Stated exercise
Every line from the one containing "Type out the text in this image." through the end of the listing below must be given again exactly, and nothing else; exclude pictures.

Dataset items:
———
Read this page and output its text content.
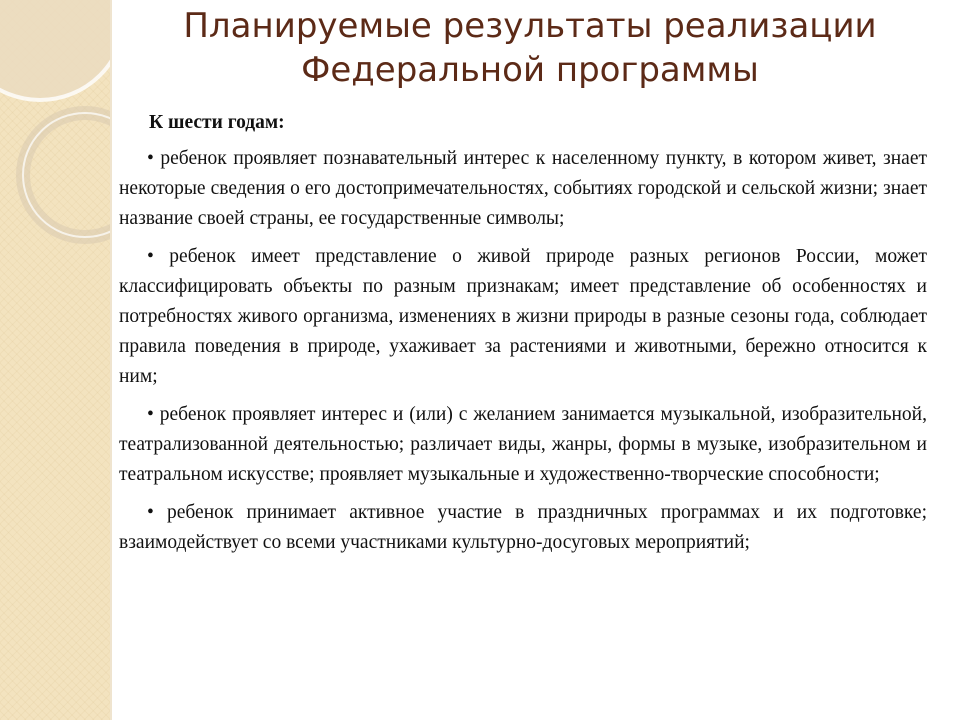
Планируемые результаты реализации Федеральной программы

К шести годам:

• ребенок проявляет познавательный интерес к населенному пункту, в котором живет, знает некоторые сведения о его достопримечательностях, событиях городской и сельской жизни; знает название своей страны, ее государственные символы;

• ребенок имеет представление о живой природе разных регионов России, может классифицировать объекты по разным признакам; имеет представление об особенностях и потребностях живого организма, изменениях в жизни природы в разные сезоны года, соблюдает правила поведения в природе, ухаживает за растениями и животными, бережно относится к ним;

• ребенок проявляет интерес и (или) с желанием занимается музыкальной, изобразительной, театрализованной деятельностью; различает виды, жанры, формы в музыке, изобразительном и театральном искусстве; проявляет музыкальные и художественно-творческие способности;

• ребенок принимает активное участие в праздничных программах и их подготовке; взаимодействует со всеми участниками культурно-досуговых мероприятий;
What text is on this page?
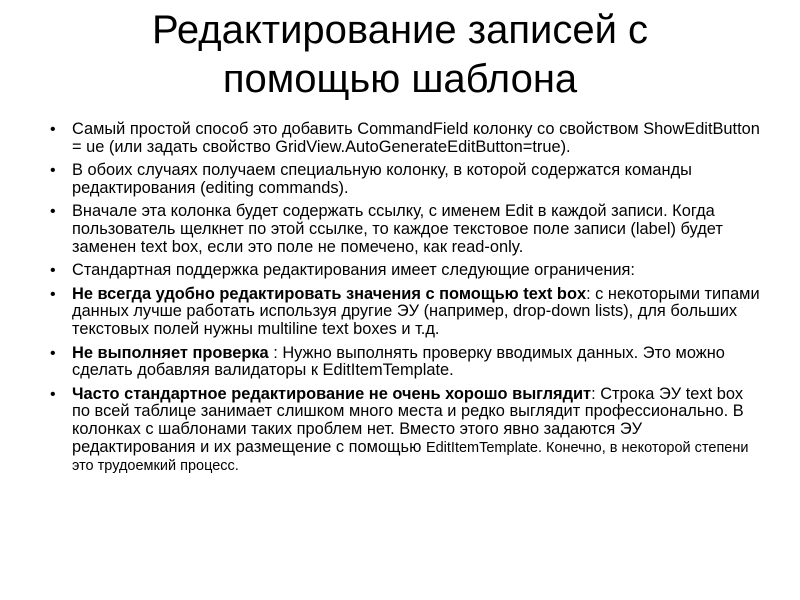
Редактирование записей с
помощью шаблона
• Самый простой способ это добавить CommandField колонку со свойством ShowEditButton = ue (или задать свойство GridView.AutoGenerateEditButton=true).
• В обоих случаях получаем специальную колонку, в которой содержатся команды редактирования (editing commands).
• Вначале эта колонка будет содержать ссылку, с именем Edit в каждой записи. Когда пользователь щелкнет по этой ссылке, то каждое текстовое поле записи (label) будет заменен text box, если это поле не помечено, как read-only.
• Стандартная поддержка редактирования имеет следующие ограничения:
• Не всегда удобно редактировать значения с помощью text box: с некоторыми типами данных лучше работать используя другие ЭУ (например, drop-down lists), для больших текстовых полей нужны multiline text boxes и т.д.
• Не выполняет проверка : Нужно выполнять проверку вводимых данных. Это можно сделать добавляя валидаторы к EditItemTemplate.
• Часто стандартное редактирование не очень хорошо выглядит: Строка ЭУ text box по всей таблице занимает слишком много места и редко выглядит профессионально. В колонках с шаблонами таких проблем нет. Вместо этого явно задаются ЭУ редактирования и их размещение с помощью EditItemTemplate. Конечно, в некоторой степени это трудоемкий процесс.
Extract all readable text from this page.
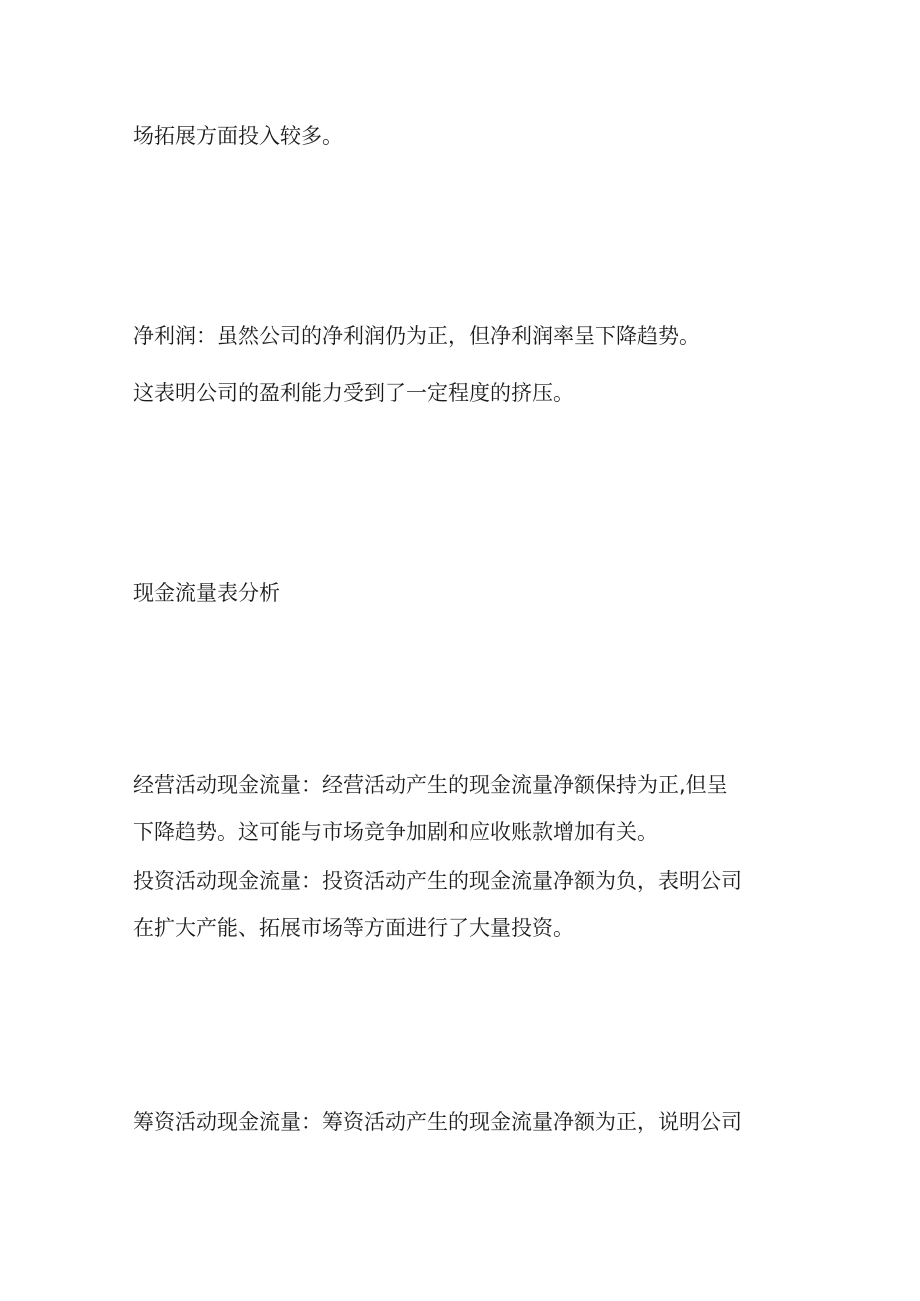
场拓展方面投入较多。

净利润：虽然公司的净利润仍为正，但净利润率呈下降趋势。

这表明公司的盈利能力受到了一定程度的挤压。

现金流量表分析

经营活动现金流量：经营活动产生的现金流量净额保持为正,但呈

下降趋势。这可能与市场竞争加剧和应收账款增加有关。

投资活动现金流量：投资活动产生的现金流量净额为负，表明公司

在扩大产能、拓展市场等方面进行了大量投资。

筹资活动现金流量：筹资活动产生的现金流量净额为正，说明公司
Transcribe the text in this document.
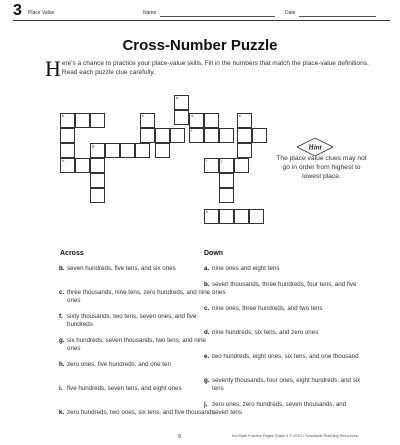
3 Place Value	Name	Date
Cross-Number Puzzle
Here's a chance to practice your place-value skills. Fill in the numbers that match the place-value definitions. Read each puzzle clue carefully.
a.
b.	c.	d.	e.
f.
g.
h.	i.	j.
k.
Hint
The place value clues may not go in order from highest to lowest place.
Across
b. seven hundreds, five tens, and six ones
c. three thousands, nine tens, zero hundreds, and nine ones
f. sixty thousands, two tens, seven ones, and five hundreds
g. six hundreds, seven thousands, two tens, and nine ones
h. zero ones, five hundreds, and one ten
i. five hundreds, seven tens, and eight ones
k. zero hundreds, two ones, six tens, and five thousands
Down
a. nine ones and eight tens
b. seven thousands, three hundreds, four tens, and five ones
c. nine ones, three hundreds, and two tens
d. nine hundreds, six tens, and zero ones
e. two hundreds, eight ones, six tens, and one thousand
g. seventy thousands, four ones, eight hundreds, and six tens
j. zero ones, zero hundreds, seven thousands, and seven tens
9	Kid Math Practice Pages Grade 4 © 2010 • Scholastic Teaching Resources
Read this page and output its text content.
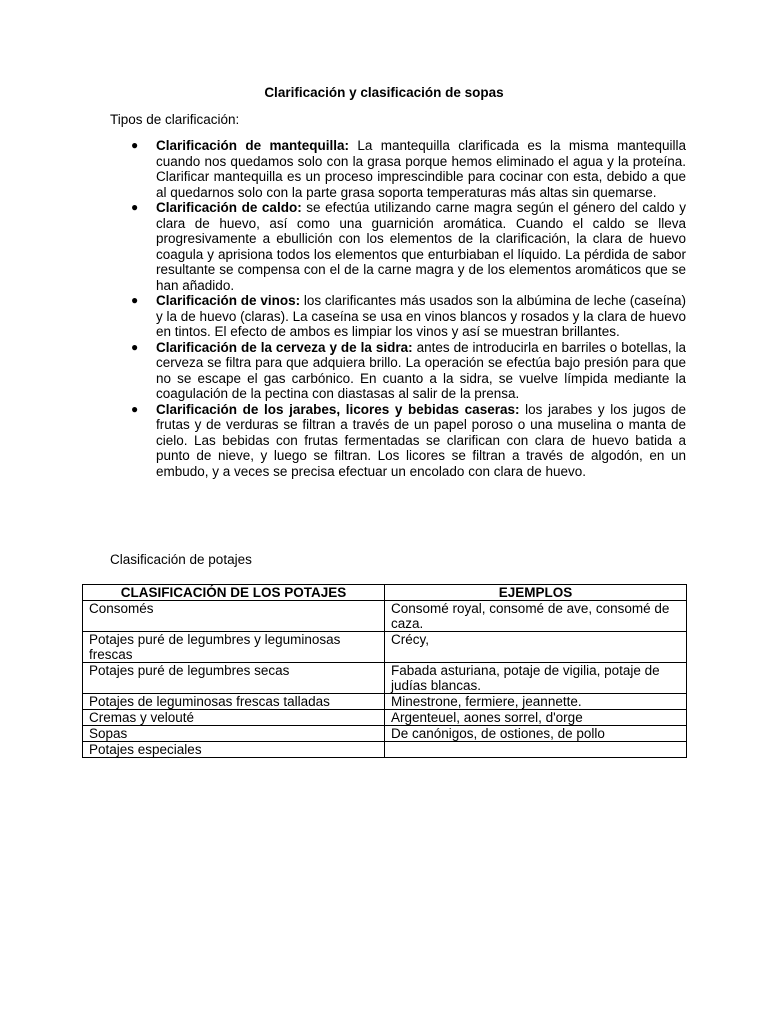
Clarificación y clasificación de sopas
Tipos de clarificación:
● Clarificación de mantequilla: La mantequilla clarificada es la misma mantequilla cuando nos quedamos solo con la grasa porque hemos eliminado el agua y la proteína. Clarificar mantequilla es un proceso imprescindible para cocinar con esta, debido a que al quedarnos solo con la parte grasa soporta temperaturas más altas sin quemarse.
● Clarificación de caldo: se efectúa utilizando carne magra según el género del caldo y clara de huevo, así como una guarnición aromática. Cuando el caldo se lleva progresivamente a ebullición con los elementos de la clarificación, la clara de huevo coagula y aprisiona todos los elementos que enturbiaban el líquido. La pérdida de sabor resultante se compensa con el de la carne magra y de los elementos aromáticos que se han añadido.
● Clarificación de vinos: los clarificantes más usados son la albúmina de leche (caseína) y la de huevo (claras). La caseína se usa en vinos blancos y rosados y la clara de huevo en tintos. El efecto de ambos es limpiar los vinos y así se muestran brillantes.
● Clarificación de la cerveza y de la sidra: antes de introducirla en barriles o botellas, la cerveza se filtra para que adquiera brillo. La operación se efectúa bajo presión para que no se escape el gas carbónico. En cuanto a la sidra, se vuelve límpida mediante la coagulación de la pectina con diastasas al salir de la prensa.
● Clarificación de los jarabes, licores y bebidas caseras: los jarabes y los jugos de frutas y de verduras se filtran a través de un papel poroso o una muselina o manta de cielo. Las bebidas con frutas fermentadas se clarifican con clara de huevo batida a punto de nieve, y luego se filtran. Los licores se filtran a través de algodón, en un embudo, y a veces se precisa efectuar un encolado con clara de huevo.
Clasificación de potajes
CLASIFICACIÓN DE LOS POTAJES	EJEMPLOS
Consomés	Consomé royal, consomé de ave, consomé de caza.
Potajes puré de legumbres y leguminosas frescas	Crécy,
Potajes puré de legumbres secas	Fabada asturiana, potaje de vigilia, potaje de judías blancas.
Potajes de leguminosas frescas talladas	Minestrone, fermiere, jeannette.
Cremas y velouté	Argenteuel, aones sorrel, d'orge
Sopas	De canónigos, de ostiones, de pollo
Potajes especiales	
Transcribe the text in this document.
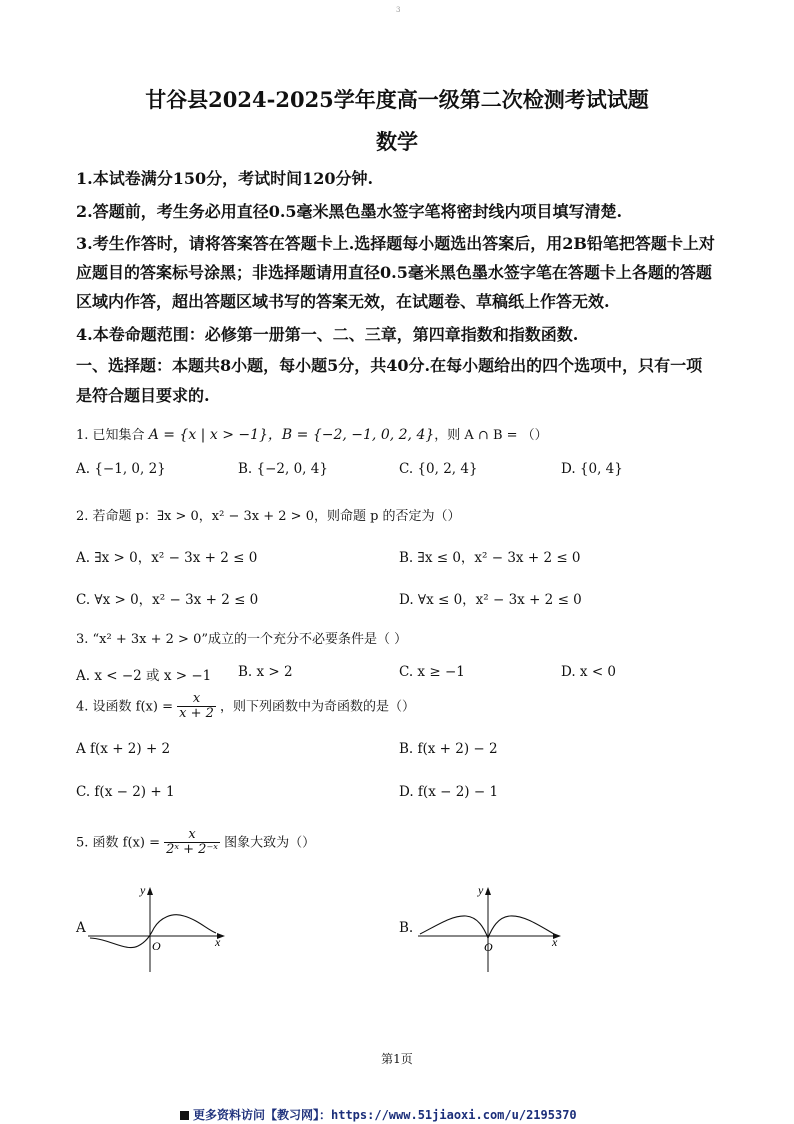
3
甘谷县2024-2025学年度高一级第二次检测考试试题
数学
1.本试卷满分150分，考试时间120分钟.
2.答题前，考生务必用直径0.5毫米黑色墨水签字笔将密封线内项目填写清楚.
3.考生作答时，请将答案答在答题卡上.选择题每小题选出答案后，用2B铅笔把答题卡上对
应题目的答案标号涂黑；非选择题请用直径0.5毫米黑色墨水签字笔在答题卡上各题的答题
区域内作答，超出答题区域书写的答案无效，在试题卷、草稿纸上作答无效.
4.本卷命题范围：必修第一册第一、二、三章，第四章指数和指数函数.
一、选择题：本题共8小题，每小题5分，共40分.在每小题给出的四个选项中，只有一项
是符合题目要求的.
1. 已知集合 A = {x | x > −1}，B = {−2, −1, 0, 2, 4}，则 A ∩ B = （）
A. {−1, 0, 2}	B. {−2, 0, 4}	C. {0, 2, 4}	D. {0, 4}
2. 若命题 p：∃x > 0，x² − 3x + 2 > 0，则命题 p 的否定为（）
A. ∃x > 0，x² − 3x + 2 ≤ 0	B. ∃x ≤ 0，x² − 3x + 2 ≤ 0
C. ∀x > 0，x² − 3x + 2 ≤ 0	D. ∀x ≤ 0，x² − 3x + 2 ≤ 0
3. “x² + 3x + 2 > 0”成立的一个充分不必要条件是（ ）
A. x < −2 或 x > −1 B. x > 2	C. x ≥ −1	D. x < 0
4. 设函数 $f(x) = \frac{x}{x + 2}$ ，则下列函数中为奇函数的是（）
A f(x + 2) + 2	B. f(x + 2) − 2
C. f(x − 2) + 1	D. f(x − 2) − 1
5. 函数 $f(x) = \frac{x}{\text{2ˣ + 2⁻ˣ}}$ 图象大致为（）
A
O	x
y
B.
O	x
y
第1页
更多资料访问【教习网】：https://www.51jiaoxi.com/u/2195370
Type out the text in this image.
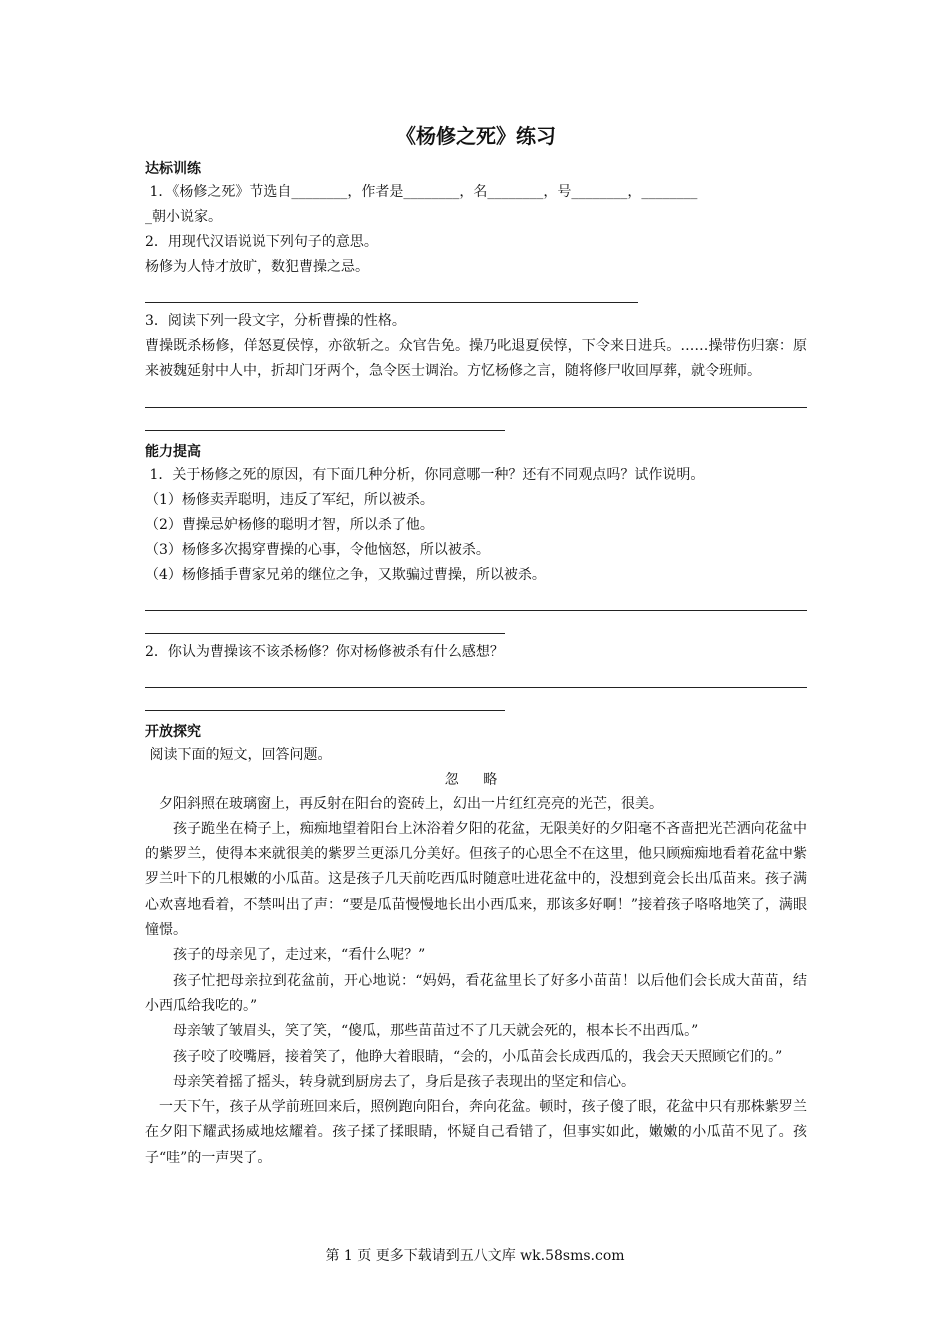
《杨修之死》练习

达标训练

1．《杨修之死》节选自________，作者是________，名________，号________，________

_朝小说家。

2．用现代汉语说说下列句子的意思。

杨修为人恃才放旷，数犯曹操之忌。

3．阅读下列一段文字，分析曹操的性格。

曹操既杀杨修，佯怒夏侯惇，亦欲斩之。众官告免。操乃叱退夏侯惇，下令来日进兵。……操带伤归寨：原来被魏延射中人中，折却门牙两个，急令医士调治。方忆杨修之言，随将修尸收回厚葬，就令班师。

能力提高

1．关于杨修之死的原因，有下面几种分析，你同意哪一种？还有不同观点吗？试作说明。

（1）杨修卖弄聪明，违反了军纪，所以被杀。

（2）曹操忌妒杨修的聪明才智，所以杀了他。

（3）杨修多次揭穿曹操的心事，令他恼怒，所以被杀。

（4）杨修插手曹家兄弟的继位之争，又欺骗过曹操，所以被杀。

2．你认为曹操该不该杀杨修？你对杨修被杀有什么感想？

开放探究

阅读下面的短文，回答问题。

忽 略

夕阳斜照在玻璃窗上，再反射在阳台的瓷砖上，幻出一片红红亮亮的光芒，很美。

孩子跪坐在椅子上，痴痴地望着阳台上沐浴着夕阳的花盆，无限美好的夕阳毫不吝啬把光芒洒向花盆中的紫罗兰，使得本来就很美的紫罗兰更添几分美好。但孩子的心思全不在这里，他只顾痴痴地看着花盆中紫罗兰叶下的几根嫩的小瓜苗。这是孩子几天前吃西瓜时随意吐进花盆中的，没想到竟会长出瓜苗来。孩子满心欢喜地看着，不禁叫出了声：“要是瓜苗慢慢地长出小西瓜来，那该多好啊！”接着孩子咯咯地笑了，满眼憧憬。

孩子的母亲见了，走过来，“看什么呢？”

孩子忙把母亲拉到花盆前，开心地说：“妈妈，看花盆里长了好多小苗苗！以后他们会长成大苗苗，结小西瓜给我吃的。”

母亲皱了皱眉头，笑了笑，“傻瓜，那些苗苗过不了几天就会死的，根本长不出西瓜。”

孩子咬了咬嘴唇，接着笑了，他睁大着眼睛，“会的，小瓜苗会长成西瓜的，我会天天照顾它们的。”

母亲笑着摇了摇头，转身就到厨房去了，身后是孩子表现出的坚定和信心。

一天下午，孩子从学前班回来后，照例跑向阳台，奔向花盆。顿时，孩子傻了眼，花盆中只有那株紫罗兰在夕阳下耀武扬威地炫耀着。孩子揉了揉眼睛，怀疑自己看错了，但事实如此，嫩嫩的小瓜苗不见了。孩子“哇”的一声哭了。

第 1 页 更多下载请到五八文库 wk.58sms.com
———
Exercise response
Type out the text in this image.
《杨修之死》练习

达标训练

1．《杨修之死》节选自________，作者是________，名________，号________，________

_朝小说家。

2．用现代汉语说说下列句子的意思。

杨修为人恃才放旷，数犯曹操之忌。

3．阅读下列一段文字，分析曹操的性格。

曹操既杀杨修，佯怒夏侯惇，亦欲斩之。众官告免。操乃叱退夏侯惇，下令来日进兵。……操带伤归寨：原来被魏延射中人中，折却门牙两个，急令医士调治。方忆杨修之言，随将修尸收回厚葬，就令班师。

能力提高

1．关于杨修之死的原因，有下面几种分析，你同意哪一种？还有不同观点吗？试作说明。

（1）杨修卖弄聪明，违反了军纪，所以被杀。

（2）曹操忌妒杨修的聪明才智，所以杀了他。

（3）杨修多次揭穿曹操的心事，令他恼怒，所以被杀。

（4）杨修插手曹家兄弟的继位之争，又欺骗过曹操，所以被杀。

2．你认为曹操该不该杀杨修？你对杨修被杀有什么感想？

开放探究

阅读下面的短文，回答问题。

忽 略

夕阳斜照在玻璃窗上，再反射在阳台的瓷砖上，幻出一片红红亮亮的光芒，很美。

孩子跪坐在椅子上，痴痴地望着阳台上沐浴着夕阳的花盆，无限美好的夕阳毫不吝啬把光芒洒向花盆中的紫罗兰，使得本来就很美的紫罗兰更添几分美好。但孩子的心思全不在这里，他只顾痴痴地看着花盆中紫罗兰叶下的几根嫩的小瓜苗。这是孩子几天前吃西瓜时随意吐进花盆中的，没想到竟会长出瓜苗来。孩子满心欢喜地看着，不禁叫出了声：“要是瓜苗慢慢地长出小西瓜来，那该多好啊！”接着孩子咯咯地笑了，满眼憧憬。

孩子的母亲见了，走过来，“看什么呢？”

孩子忙把母亲拉到花盆前，开心地说：“妈妈，看花盆里长了好多小苗苗！以后他们会长成大苗苗，结小西瓜给我吃的。”

母亲皱了皱眉头，笑了笑，“傻瓜，那些苗苗过不了几天就会死的，根本长不出西瓜。”

孩子咬了咬嘴唇，接着笑了，他睁大着眼睛，“会的，小瓜苗会长成西瓜的，我会天天照顾它们的。”

母亲笑着摇了摇头，转身就到厨房去了，身后是孩子表现出的坚定和信心。

一天下午，孩子从学前班回来后，照例跑向阳台，奔向花盆。顿时，孩子傻了眼，花盆中只有那株紫罗兰在夕阳下耀武扬威地炫耀着。孩子揉了揉眼睛，怀疑自己看错了，但事实如此，嫩嫩的小瓜苗不见了。孩子“哇”的一声哭了。

第 1 页 更多下载请到五八文库 wk.58sms.com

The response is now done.